(Collection entries)

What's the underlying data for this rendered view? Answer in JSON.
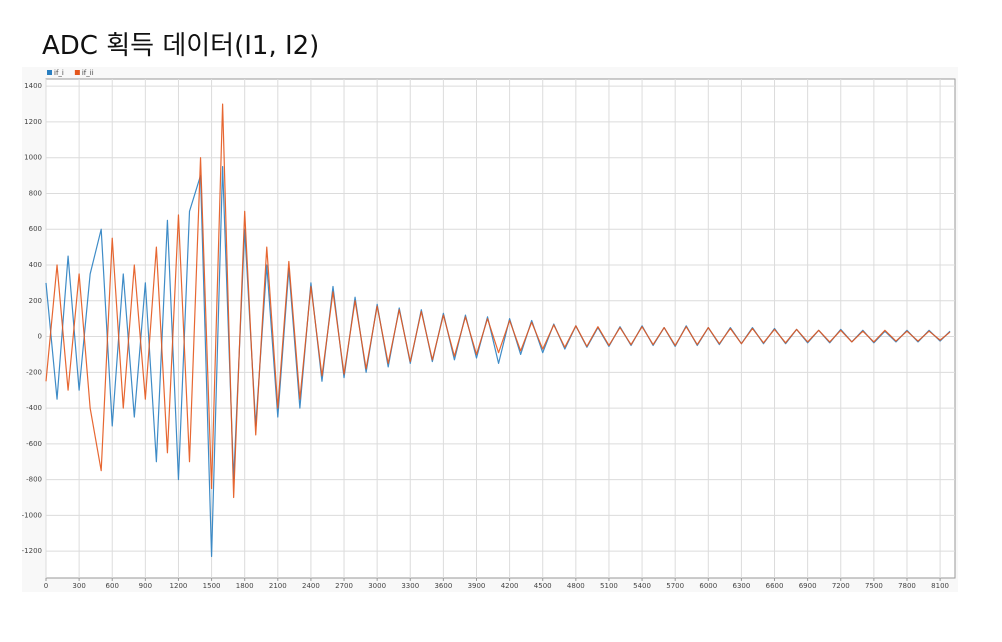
{
  "chart_data": {
    "type": "line",
    "title": "ADC 획득 데이터(I1, I2)",
    "x": [
      0,
      100,
      200,
      300,
      400,
      500,
      600,
      700,
      800,
      900,
      1000,
      1100,
      1200,
      1300,
      1400,
      1500,
      1600,
      1700,
      1800,
      1900,
      2000,
      2100,
      2200,
      2300,
      2400,
      2500,
      2600,
      2700,
      2800,
      2900,
      3000,
      3100,
      3200,
      3300,
      3400,
      3500,
      3600,
      3700,
      3800,
      3900,
      4000,
      4100,
      4200,
      4300,
      4400,
      4500,
      4600,
      4700,
      4800,
      4900,
      5000,
      5100,
      5200,
      5300,
      5400,
      5500,
      5600,
      5700,
      5800,
      5900,
      6000,
      6100,
      6200,
      6300,
      6400,
      6500,
      6600,
      6700,
      6800,
      6900,
      7000,
      7100,
      7200,
      7300,
      7400,
      7500,
      7600,
      7700,
      7800,
      7900,
      8000,
      8100,
      8190
    ],
    "series": [
      {
        "name": "if_i",
        "color": "#2a7fc1",
        "values": [
          300,
          -350,
          450,
          -300,
          350,
          600,
          -500,
          350,
          -450,
          300,
          -700,
          650,
          -800,
          700,
          900,
          -1230,
          950,
          -800,
          600,
          -500,
          400,
          -450,
          380,
          -400,
          300,
          -250,
          280,
          -230,
          220,
          -200,
          180,
          -170,
          160,
          -150,
          150,
          -140,
          130,
          -130,
          120,
          -120,
          110,
          -150,
          100,
          -100,
          90,
          -90,
          70,
          -70,
          60,
          -60,
          50,
          -55,
          55,
          -50,
          60,
          -50,
          50,
          -55,
          60,
          -50,
          50,
          -45,
          50,
          -40,
          50,
          -40,
          45,
          -40,
          40,
          -35,
          35,
          -35,
          40,
          -30,
          35,
          -35,
          30,
          -30,
          35,
          -30,
          35,
          -25,
          30
        ]
      },
      {
        "name": "if_ii",
        "color": "#e4561c",
        "values": [
          -250,
          400,
          -300,
          350,
          -400,
          -750,
          550,
          -400,
          400,
          -350,
          500,
          -650,
          680,
          -700,
          1000,
          -850,
          1300,
          -900,
          700,
          -550,
          500,
          -400,
          420,
          -350,
          280,
          -220,
          250,
          -210,
          200,
          -180,
          170,
          -150,
          150,
          -140,
          140,
          -130,
          120,
          -110,
          110,
          -100,
          100,
          -90,
          90,
          -80,
          80,
          -70,
          65,
          -60,
          60,
          -55,
          55,
          -50,
          50,
          -45,
          55,
          -45,
          50,
          -50,
          55,
          -45,
          50,
          -40,
          45,
          -40,
          45,
          -35,
          40,
          -35,
          40,
          -30,
          35,
          -30,
          35,
          -30,
          30,
          -30,
          35,
          -25,
          30,
          -25,
          30,
          -20,
          25
        ]
      }
    ],
    "xlim": [
      0,
      8235
    ],
    "ylim": [
      -1350,
      1440
    ],
    "xticks": [
      0,
      300,
      600,
      900,
      1200,
      1500,
      1800,
      2100,
      2400,
      2700,
      3000,
      3300,
      3600,
      3900,
      4200,
      4500,
      4800,
      5100,
      5400,
      5700,
      6000,
      6300,
      6600,
      6900,
      7200,
      7500,
      7800,
      8100
    ],
    "yticks": [
      -1200,
      -1000,
      -800,
      -600,
      -400,
      -200,
      0,
      200,
      400,
      600,
      800,
      1000,
      1200,
      1400
    ],
    "grid": true,
    "legend": "upper left"
  }
}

Exercise task
From the listing, extract all text exactly as given and drop any picture.

Reply to the task
What's the underlying data for this rendered view? Answer in JSON.
{
  "chart_data": {
    "type": "line",
    "title": "ADC 획득 데이터(I1, I2)",
    "x": [
      0,
      100,
      200,
      300,
      400,
      500,
      600,
      700,
      800,
      900,
      1000,
      1100,
      1200,
      1300,
      1400,
      1500,
      1600,
      1700,
      1800,
      1900,
      2000,
      2100,
      2200,
      2300,
      2400,
      2500,
      2600,
      2700,
      2800,
      2900,
      3000,
      3100,
      3200,
      3300,
      3400,
      3500,
      3600,
      3700,
      3800,
      3900,
      4000,
      4100,
      4200,
      4300,
      4400,
      4500,
      4600,
      4700,
      4800,
      4900,
      5000,
      5100,
      5200,
      5300,
      5400,
      5500,
      5600,
      5700,
      5800,
      5900,
      6000,
      6100,
      6200,
      6300,
      6400,
      6500,
      6600,
      6700,
      6800,
      6900,
      7000,
      7100,
      7200,
      7300,
      7400,
      7500,
      7600,
      7700,
      7800,
      7900,
      8000,
      8100,
      8190
    ],
    "series": [
      {
        "name": "if_i",
        "color": "#2a7fc1",
        "values": [
          300,
          -350,
          450,
          -300,
          350,
          600,
          -500,
          350,
          -450,
          300,
          -700,
          650,
          -800,
          700,
          900,
          -1230,
          950,
          -800,
          600,
          -500,
          400,
          -450,
          380,
          -400,
          300,
          -250,
          280,
          -230,
          220,
          -200,
          180,
          -170,
          160,
          -150,
          150,
          -140,
          130,
          -130,
          120,
          -120,
          110,
          -150,
          100,
          -100,
          90,
          -90,
          70,
          -70,
          60,
          -60,
          50,
          -55,
          55,
          -50,
          60,
          -50,
          50,
          -55,
          60,
          -50,
          50,
          -45,
          50,
          -40,
          50,
          -40,
          45,
          -40,
          40,
          -35,
          35,
          -35,
          40,
          -30,
          35,
          -35,
          30,
          -30,
          35,
          -30,
          35,
          -25,
          30
        ]
      },
      {
        "name": "if_ii",
        "color": "#e4561c",
        "values": [
          -250,
          400,
          -300,
          350,
          -400,
          -750,
          550,
          -400,
          400,
          -350,
          500,
          -650,
          680,
          -700,
          1000,
          -850,
          1300,
          -900,
          700,
          -550,
          500,
          -400,
          420,
          -350,
          280,
          -220,
          250,
          -210,
          200,
          -180,
          170,
          -150,
          150,
          -140,
          140,
          -130,
          120,
          -110,
          110,
          -100,
          100,
          -90,
          90,
          -80,
          80,
          -70,
          65,
          -60,
          60,
          -55,
          55,
          -50,
          50,
          -45,
          55,
          -45,
          50,
          -50,
          55,
          -45,
          50,
          -40,
          45,
          -40,
          45,
          -35,
          40,
          -35,
          40,
          -30,
          35,
          -30,
          35,
          -30,
          30,
          -30,
          35,
          -25,
          30,
          -25,
          30,
          -20,
          25
        ]
      }
    ],
    "xlim": [
      0,
      8235
    ],
    "ylim": [
      -1350,
      1440
    ],
    "xticks": [
      0,
      300,
      600,
      900,
      1200,
      1500,
      1800,
      2100,
      2400,
      2700,
      3000,
      3300,
      3600,
      3900,
      4200,
      4500,
      4800,
      5100,
      5400,
      5700,
      6000,
      6300,
      6600,
      6900,
      7200,
      7500,
      7800,
      8100
    ],
    "yticks": [
      -1200,
      -1000,
      -800,
      -600,
      -400,
      -200,
      0,
      200,
      400,
      600,
      800,
      1000,
      1200,
      1400
    ],
    "grid": true,
    "legend": "upper left"
  }
}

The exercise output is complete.